Aim of the exercise: Leave out the pictures, then reproduce the rest of the material exactly.

-=-=-

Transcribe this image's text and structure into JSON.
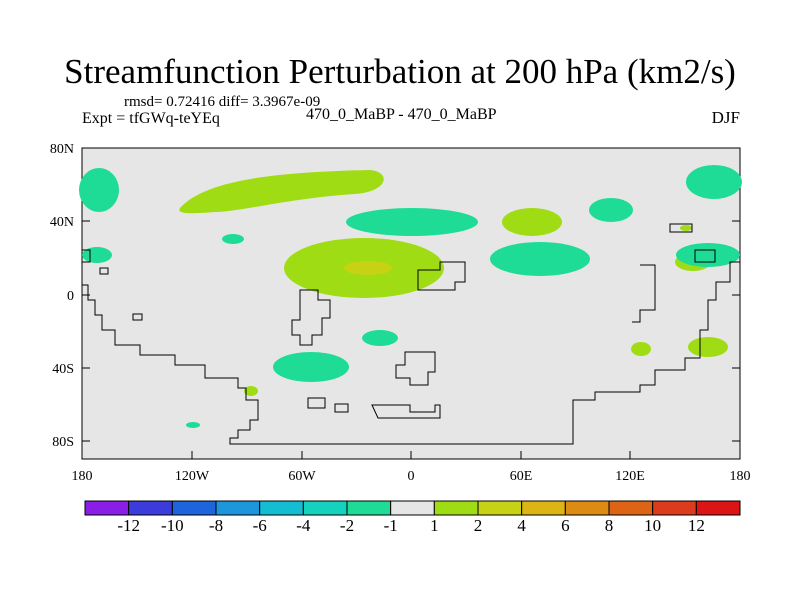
{
  "title": "Streamfunction Perturbation at 200 hPa (km2/s)",
  "stats": "rmsd= 0.72416 diff= 3.3967e-09",
  "experiment": "Expt = tfGWq-teYEq",
  "comparison": "470_0_MaBP - 470_0_MaBP",
  "season": "DJF",
  "map": {
    "lat_ticks": [
      "80N",
      "40N",
      "0",
      "40S",
      "80S"
    ],
    "lon_ticks": [
      "180",
      "120W",
      "60W",
      "0",
      "60E",
      "120E",
      "180"
    ],
    "background_color": "#e6e6e6"
  },
  "colorbar": {
    "labels": [
      "-12",
      "-10",
      "-8",
      "-6",
      "-4",
      "-2",
      "-1",
      "1",
      "2",
      "4",
      "6",
      "8",
      "10",
      "12"
    ],
    "colors": [
      "#8a1ee6",
      "#3c3cdc",
      "#1e64dc",
      "#1e96dc",
      "#14bed2",
      "#14d2be",
      "#1edc96",
      "#e6e6e6",
      "#a0dc14",
      "#c8d214",
      "#dcb414",
      "#dc8c14",
      "#dc6414",
      "#dc3c1e",
      "#dc1414"
    ]
  }
}
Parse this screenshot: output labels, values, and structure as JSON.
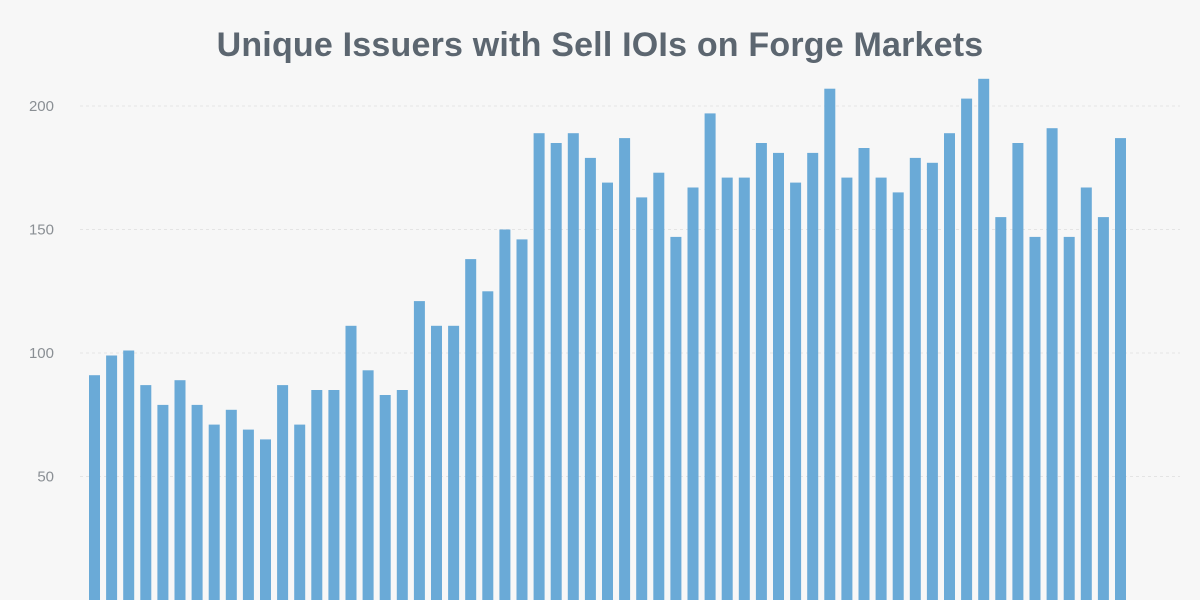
{
  "chart_data": {
    "type": "bar",
    "title": "Unique Issuers with Sell IOIs on Forge Markets",
    "xlabel": "",
    "ylabel": "",
    "ylim": [
      0,
      215
    ],
    "yticks": [
      50,
      100,
      150,
      200
    ],
    "grid": true,
    "bar_color": "#6aaad7",
    "values": [
      91,
      99,
      101,
      87,
      79,
      89,
      79,
      71,
      77,
      69,
      65,
      87,
      71,
      85,
      85,
      111,
      93,
      83,
      85,
      121,
      111,
      111,
      138,
      125,
      150,
      146,
      189,
      185,
      189,
      179,
      169,
      187,
      163,
      173,
      147,
      167,
      197,
      171,
      171,
      185,
      181,
      169,
      181,
      207,
      171,
      183,
      171,
      165,
      179,
      177,
      189,
      203,
      211,
      155,
      185,
      147,
      191,
      147,
      167,
      155,
      187
    ]
  },
  "colors": {
    "background": "#f7f7f7",
    "bar": "#6aaad7",
    "title": "#5c6670",
    "tick": "#8a8f94",
    "grid": "#e4e4e4"
  }
}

-=-=-

Complete answer:
Transcribe this image's text and structure into JSON.
{
  "title": "Streamfunction Perturbation at 200 hPa (km2/s)",
  "stats": "rmsd= 0.72416 diff= 3.3967e-09",
  "experiment": "Expt = tfGWq-teYEq",
  "comparison": "470_0_MaBP - 470_0_MaBP",
  "season": "DJF",
  "map": {
    "lat_ticks": [
      "80N",
      "40N",
      "0",
      "40S",
      "80S"
    ],
    "lon_ticks": [
      "180",
      "120W",
      "60W",
      "0",
      "60E",
      "120E",
      "180"
    ],
    "background_color": "#e6e6e6"
  },
  "colorbar": {
    "labels": [
      "-12",
      "-10",
      "-8",
      "-6",
      "-4",
      "-2",
      "-1",
      "1",
      "2",
      "4",
      "6",
      "8",
      "10",
      "12"
    ],
    "colors": [
      "#8a1ee6",
      "#3c3cdc",
      "#1e64dc",
      "#1e96dc",
      "#14bed2",
      "#14d2be",
      "#1edc96",
      "#e6e6e6",
      "#a0dc14",
      "#c8d214",
      "#dcb414",
      "#dc8c14",
      "#dc6414",
      "#dc3c1e",
      "#dc1414"
    ]
  }
}
Parse this screenshot: output labels, values, and structure as JSON.
{
  "chart_data": {
    "type": "bar",
    "title": "Unique Issuers with Sell IOIs on Forge Markets",
    "xlabel": "",
    "ylabel": "",
    "ylim": [
      0,
      215
    ],
    "yticks": [
      50,
      100,
      150,
      200
    ],
    "grid": true,
    "bar_color": "#6aaad7",
    "values": [
      91,
      99,
      101,
      87,
      79,
      89,
      79,
      71,
      77,
      69,
      65,
      87,
      71,
      85,
      85,
      111,
      93,
      83,
      85,
      121,
      111,
      111,
      138,
      125,
      150,
      146,
      189,
      185,
      189,
      179,
      169,
      187,
      163,
      173,
      147,
      167,
      197,
      171,
      171,
      185,
      181,
      169,
      181,
      207,
      171,
      183,
      171,
      165,
      179,
      177,
      189,
      203,
      211,
      155,
      185,
      147,
      191,
      147,
      167,
      155,
      187
    ]
  },
  "colors": {
    "background": "#f7f7f7",
    "bar": "#6aaad7",
    "title": "#5c6670",
    "tick": "#8a8f94",
    "grid": "#e4e4e4"
  }
}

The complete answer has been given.